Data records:
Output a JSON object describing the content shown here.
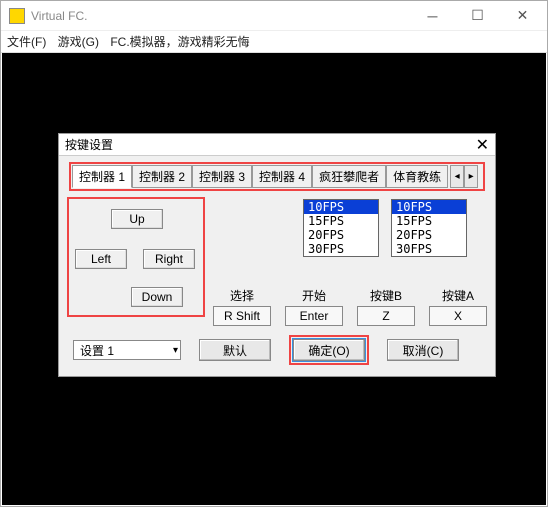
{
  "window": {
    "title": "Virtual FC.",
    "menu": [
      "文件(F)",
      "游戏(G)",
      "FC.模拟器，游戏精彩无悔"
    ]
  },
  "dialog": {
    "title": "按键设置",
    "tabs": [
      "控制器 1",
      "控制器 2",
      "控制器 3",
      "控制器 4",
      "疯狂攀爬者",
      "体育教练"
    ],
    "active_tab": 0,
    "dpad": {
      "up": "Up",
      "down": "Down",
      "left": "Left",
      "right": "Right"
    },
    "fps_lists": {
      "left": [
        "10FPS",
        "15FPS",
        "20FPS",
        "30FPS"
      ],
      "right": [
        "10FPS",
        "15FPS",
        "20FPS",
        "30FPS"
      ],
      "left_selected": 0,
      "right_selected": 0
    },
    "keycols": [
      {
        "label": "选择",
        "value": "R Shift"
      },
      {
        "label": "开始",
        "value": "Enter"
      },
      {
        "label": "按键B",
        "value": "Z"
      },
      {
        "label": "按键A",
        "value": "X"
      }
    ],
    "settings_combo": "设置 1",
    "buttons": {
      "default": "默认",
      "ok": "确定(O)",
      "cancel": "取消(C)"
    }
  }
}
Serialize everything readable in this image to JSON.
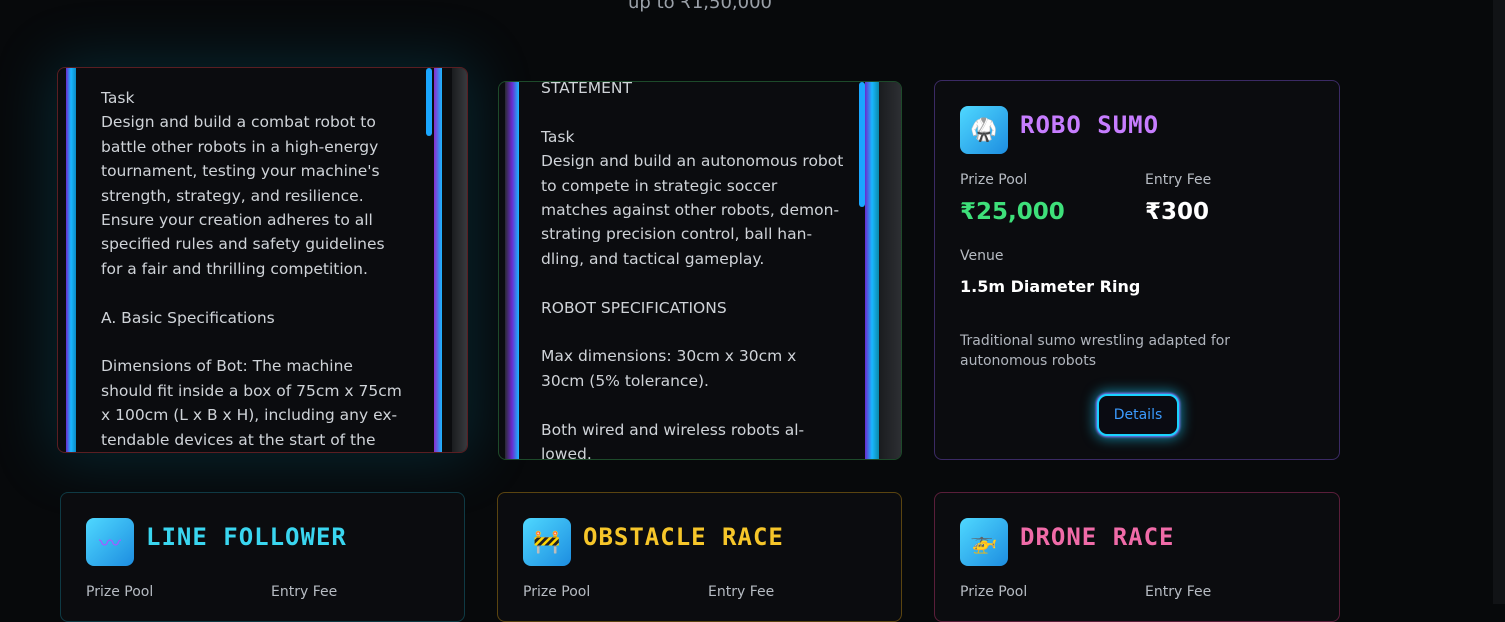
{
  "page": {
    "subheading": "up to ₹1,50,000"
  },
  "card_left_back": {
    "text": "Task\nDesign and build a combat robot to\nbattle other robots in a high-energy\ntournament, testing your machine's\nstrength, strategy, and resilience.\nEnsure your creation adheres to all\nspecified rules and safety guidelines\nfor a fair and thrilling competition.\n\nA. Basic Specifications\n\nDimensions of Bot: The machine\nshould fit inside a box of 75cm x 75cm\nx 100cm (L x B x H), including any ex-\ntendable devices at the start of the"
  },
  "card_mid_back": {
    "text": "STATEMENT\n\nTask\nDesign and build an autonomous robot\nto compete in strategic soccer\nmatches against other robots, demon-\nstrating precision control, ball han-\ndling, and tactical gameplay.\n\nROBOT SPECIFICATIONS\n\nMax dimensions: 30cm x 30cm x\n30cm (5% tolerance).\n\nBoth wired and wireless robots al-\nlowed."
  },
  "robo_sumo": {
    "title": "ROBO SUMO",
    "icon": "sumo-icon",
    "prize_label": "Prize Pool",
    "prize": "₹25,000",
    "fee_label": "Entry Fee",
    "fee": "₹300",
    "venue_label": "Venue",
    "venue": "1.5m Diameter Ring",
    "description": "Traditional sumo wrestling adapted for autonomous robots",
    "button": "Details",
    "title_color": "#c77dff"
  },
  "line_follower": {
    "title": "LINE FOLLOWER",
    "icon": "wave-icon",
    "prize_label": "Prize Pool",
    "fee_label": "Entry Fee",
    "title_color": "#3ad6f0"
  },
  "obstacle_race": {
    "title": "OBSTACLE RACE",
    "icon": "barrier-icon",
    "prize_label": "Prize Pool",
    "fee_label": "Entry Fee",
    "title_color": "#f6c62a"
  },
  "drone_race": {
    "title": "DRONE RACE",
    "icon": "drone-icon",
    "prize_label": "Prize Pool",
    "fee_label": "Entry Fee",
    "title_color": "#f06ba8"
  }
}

--- WHAT TO PRODUCE ---
Write out all the entries exactly, except for the pictures.

--- COMPLETE RESPONSE ---
Output a JSON object describing the content shown here.
{
  "window": {
    "title": "Virtual FC.",
    "menu": [
      "文件(F)",
      "游戏(G)",
      "FC.模拟器，游戏精彩无悔"
    ]
  },
  "dialog": {
    "title": "按键设置",
    "tabs": [
      "控制器 1",
      "控制器 2",
      "控制器 3",
      "控制器 4",
      "疯狂攀爬者",
      "体育教练"
    ],
    "active_tab": 0,
    "dpad": {
      "up": "Up",
      "down": "Down",
      "left": "Left",
      "right": "Right"
    },
    "fps_lists": {
      "left": [
        "10FPS",
        "15FPS",
        "20FPS",
        "30FPS"
      ],
      "right": [
        "10FPS",
        "15FPS",
        "20FPS",
        "30FPS"
      ],
      "left_selected": 0,
      "right_selected": 0
    },
    "keycols": [
      {
        "label": "选择",
        "value": "R Shift"
      },
      {
        "label": "开始",
        "value": "Enter"
      },
      {
        "label": "按键B",
        "value": "Z"
      },
      {
        "label": "按键A",
        "value": "X"
      }
    ],
    "settings_combo": "设置 1",
    "buttons": {
      "default": "默认",
      "ok": "确定(O)",
      "cancel": "取消(C)"
    }
  }
}
Serialize everything readable in this image to JSON.
{
  "page": {
    "subheading": "up to ₹1,50,000"
  },
  "card_left_back": {
    "text": "Task\nDesign and build a combat robot to\nbattle other robots in a high-energy\ntournament, testing your machine's\nstrength, strategy, and resilience.\nEnsure your creation adheres to all\nspecified rules and safety guidelines\nfor a fair and thrilling competition.\n\nA. Basic Specifications\n\nDimensions of Bot: The machine\nshould fit inside a box of 75cm x 75cm\nx 100cm (L x B x H), including any ex-\ntendable devices at the start of the"
  },
  "card_mid_back": {
    "text": "STATEMENT\n\nTask\nDesign and build an autonomous robot\nto compete in strategic soccer\nmatches against other robots, demon-\nstrating precision control, ball han-\ndling, and tactical gameplay.\n\nROBOT SPECIFICATIONS\n\nMax dimensions: 30cm x 30cm x\n30cm (5% tolerance).\n\nBoth wired and wireless robots al-\nlowed."
  },
  "robo_sumo": {
    "title": "ROBO SUMO",
    "icon": "sumo-icon",
    "prize_label": "Prize Pool",
    "prize": "₹25,000",
    "fee_label": "Entry Fee",
    "fee": "₹300",
    "venue_label": "Venue",
    "venue": "1.5m Diameter Ring",
    "description": "Traditional sumo wrestling adapted for autonomous robots",
    "button": "Details",
    "title_color": "#c77dff"
  },
  "line_follower": {
    "title": "LINE FOLLOWER",
    "icon": "wave-icon",
    "prize_label": "Prize Pool",
    "fee_label": "Entry Fee",
    "title_color": "#3ad6f0"
  },
  "obstacle_race": {
    "title": "OBSTACLE RACE",
    "icon": "barrier-icon",
    "prize_label": "Prize Pool",
    "fee_label": "Entry Fee",
    "title_color": "#f6c62a"
  },
  "drone_race": {
    "title": "DRONE RACE",
    "icon": "drone-icon",
    "prize_label": "Prize Pool",
    "fee_label": "Entry Fee",
    "title_color": "#f06ba8"
  }
}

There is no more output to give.